* BEGIN Information shown *

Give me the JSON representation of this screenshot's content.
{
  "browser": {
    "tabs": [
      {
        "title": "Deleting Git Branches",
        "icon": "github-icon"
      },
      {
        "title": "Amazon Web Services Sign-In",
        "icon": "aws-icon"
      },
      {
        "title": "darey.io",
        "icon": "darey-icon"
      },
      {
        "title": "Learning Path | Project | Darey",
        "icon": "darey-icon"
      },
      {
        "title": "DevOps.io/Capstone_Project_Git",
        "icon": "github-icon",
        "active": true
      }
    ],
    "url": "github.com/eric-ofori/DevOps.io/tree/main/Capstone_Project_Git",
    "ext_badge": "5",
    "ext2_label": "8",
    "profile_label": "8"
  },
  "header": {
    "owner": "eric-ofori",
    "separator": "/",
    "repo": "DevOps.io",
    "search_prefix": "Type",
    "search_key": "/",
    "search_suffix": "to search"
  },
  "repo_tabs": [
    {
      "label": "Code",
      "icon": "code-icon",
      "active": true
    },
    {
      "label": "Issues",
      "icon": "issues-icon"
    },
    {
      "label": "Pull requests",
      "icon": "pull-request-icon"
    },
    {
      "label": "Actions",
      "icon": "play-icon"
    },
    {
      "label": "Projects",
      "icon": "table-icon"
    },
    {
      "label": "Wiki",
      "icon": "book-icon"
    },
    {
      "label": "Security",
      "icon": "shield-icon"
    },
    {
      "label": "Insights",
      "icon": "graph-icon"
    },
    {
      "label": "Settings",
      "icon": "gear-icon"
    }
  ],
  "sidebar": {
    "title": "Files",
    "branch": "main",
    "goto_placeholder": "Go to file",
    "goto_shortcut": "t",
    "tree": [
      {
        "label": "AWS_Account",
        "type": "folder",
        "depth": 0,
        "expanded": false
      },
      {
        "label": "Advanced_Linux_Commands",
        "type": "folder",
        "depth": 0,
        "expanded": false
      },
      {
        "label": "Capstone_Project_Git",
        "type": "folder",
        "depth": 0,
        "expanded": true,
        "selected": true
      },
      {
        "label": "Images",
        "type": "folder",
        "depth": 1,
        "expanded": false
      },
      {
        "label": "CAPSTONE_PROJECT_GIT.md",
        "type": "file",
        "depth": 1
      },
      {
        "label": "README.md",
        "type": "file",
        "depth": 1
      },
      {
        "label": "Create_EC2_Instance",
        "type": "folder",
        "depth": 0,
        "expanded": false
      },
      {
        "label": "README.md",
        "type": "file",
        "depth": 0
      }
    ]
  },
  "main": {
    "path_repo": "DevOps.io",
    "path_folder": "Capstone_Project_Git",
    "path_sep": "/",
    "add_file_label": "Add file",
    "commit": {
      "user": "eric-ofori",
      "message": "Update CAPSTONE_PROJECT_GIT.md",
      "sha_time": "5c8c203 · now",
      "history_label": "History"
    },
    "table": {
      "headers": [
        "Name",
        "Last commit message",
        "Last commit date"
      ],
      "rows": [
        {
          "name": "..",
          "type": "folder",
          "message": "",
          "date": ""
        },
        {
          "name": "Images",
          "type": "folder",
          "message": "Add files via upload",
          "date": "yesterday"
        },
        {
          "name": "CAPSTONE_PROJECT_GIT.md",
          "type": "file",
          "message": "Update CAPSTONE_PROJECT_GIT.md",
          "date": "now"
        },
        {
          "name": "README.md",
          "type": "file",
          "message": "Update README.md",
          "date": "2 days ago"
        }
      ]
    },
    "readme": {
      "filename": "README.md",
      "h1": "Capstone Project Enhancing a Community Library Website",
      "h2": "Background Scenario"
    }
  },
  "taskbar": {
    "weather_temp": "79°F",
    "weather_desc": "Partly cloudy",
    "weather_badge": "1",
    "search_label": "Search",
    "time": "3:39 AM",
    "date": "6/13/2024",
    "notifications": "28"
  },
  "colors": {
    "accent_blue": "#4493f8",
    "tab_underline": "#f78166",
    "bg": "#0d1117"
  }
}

* END Information shown *
* BEGIN Information shown *

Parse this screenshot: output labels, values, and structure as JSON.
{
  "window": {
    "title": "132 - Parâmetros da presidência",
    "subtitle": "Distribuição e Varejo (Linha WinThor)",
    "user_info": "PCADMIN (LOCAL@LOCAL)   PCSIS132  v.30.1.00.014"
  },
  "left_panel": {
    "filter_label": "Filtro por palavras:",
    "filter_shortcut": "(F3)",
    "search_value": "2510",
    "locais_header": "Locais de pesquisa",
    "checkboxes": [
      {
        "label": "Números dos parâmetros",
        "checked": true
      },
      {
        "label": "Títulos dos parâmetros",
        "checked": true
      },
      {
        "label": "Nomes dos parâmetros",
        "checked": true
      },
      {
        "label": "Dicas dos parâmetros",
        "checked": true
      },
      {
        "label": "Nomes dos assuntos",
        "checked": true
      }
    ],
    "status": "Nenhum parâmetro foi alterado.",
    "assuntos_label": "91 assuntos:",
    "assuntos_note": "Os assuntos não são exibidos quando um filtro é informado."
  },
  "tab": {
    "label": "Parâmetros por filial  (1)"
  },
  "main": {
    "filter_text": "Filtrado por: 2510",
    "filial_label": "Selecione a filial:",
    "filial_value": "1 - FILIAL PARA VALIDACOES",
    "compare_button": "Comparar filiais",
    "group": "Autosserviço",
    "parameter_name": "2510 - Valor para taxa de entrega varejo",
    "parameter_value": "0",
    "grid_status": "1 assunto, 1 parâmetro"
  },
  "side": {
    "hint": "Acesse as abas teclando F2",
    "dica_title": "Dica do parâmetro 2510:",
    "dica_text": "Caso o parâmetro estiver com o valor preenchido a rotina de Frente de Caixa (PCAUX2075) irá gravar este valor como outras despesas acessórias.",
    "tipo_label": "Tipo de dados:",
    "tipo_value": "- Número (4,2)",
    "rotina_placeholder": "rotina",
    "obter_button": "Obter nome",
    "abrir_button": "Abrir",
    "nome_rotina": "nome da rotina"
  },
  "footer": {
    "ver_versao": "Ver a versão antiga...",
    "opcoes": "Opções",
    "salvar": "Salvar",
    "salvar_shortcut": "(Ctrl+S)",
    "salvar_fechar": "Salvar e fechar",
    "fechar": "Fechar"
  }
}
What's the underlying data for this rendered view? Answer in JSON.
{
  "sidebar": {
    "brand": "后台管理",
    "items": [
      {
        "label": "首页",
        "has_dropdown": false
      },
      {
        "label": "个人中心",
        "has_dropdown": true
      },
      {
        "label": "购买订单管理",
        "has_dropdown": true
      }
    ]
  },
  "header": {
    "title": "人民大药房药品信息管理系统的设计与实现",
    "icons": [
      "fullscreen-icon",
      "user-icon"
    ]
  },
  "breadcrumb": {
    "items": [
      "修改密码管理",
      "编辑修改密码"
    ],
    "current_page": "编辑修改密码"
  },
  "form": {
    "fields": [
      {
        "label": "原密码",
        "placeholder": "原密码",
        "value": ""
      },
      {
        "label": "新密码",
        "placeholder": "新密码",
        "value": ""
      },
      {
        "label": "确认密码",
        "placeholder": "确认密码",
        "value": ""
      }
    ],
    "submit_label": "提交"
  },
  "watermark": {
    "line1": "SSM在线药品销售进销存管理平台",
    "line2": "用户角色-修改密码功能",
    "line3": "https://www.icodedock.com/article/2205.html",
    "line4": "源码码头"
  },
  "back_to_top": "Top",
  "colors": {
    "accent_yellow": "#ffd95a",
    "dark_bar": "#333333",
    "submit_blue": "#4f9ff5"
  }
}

* END Information shown *
* BEGIN Information shown *

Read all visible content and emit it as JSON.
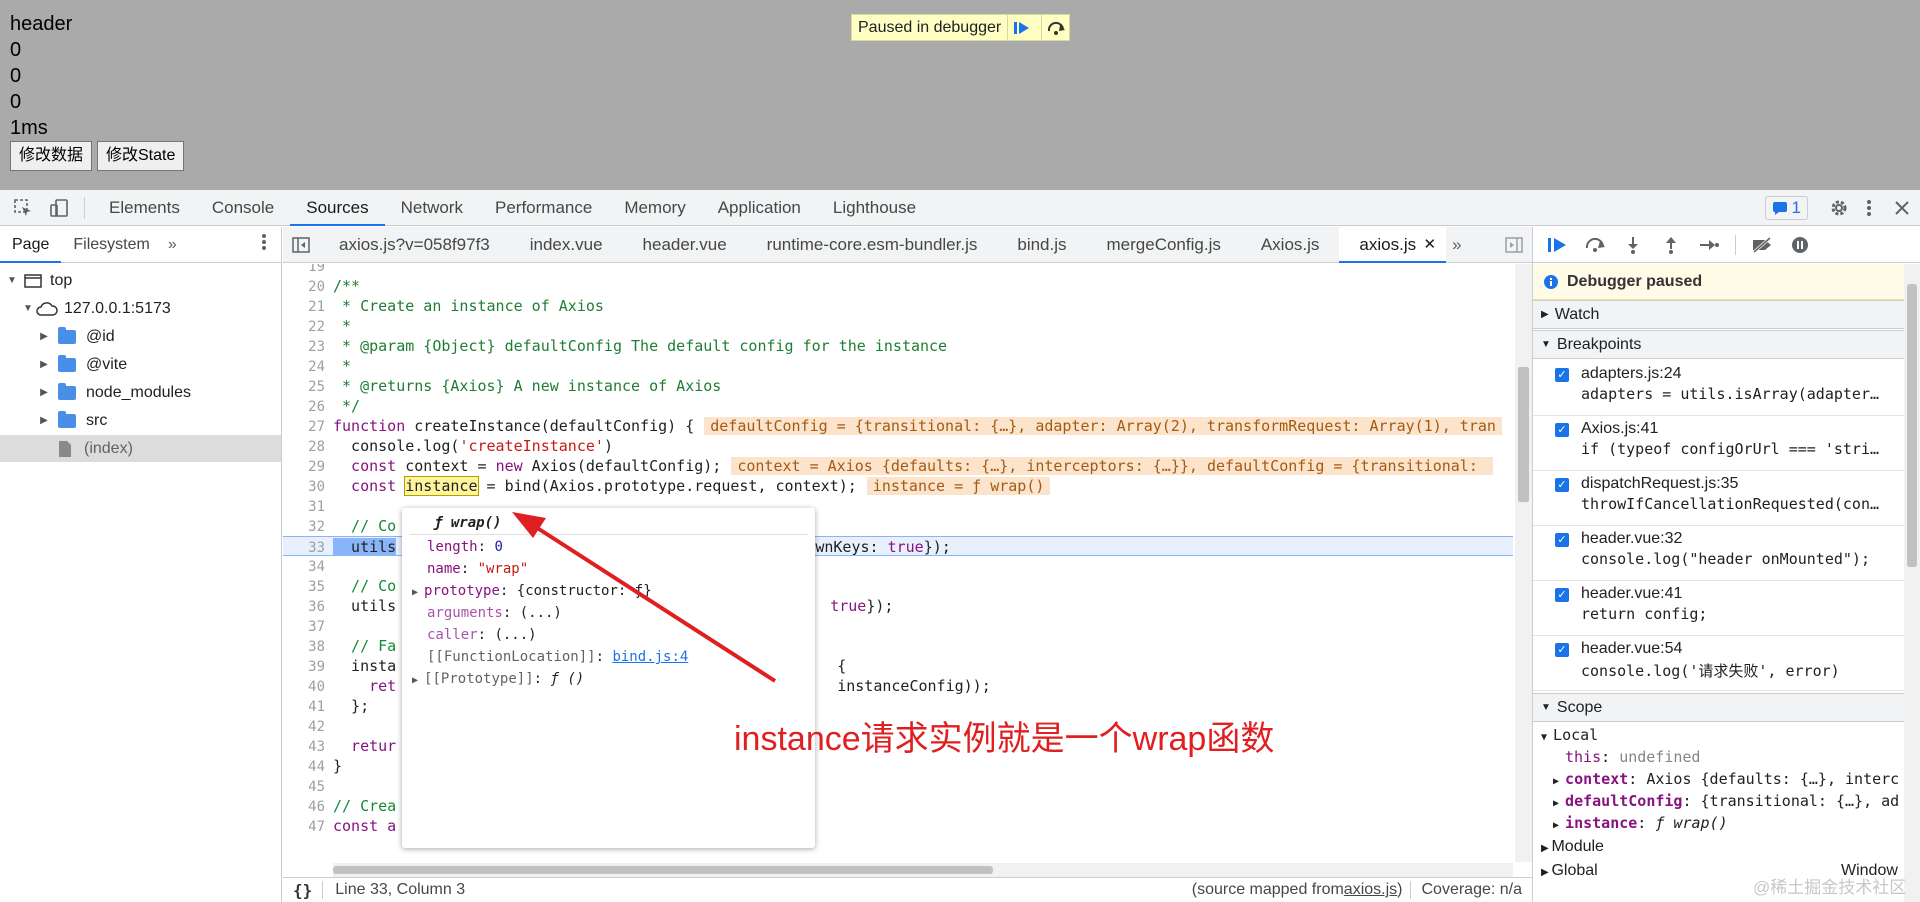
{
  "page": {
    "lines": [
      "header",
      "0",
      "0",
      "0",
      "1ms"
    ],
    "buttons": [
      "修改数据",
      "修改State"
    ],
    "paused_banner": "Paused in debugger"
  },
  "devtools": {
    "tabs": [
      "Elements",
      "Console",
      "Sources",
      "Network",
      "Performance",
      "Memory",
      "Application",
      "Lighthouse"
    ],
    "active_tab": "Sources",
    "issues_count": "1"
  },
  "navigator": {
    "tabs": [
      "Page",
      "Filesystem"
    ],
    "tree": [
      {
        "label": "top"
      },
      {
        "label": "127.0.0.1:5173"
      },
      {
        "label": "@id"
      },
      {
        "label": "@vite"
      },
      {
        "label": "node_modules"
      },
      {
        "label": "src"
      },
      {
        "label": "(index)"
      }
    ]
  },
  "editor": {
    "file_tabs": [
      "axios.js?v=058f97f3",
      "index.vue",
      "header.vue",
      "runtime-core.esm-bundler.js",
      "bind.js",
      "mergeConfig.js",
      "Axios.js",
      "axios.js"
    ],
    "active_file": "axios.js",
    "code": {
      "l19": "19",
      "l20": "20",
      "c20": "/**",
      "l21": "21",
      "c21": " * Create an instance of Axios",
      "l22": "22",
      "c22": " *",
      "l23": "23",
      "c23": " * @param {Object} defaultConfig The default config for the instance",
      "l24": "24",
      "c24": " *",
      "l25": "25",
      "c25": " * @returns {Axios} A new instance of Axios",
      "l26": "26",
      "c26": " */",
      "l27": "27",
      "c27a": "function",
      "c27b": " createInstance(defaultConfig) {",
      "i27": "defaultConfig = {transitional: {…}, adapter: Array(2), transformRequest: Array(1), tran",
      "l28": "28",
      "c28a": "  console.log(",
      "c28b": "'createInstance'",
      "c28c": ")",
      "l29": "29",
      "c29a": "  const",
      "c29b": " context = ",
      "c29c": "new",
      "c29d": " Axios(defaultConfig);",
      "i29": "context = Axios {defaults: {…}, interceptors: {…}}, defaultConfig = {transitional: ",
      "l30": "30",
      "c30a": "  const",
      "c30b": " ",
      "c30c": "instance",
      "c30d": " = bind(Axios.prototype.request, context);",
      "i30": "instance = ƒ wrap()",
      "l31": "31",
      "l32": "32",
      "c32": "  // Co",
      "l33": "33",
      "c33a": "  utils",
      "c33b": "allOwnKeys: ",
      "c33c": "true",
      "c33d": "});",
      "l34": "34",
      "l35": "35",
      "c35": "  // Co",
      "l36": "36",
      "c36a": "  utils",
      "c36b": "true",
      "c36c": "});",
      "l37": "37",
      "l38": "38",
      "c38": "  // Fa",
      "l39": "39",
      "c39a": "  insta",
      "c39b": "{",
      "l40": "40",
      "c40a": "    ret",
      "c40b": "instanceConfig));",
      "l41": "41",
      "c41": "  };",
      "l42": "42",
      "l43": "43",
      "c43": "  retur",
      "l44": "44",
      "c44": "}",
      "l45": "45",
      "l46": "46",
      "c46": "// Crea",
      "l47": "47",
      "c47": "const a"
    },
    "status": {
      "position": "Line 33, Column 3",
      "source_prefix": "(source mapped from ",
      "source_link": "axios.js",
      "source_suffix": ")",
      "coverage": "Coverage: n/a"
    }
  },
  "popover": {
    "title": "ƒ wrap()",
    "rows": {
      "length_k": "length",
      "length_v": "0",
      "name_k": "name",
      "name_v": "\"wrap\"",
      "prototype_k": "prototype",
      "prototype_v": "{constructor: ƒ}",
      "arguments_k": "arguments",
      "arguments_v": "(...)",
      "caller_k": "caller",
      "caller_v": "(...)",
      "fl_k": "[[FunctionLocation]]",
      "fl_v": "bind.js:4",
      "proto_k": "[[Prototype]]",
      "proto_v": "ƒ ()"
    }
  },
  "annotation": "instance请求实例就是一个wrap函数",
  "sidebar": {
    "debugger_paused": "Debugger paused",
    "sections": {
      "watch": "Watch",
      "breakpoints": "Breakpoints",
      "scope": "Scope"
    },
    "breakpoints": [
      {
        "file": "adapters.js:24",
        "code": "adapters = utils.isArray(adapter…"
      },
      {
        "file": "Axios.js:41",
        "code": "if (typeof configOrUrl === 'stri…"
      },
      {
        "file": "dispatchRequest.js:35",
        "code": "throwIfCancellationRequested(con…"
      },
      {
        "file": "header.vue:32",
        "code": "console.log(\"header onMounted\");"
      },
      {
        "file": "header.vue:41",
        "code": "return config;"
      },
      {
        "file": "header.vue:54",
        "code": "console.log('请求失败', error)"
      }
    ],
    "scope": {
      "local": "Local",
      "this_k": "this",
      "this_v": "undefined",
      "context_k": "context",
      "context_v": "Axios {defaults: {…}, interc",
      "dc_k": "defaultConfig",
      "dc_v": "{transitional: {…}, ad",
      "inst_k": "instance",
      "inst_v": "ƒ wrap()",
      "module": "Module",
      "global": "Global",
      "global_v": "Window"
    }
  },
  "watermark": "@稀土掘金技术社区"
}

* END Information shown *

### Set problem
Using the material above, report each line where "Last" occurs.

### The response
        "Last commit message",
        "Last commit date"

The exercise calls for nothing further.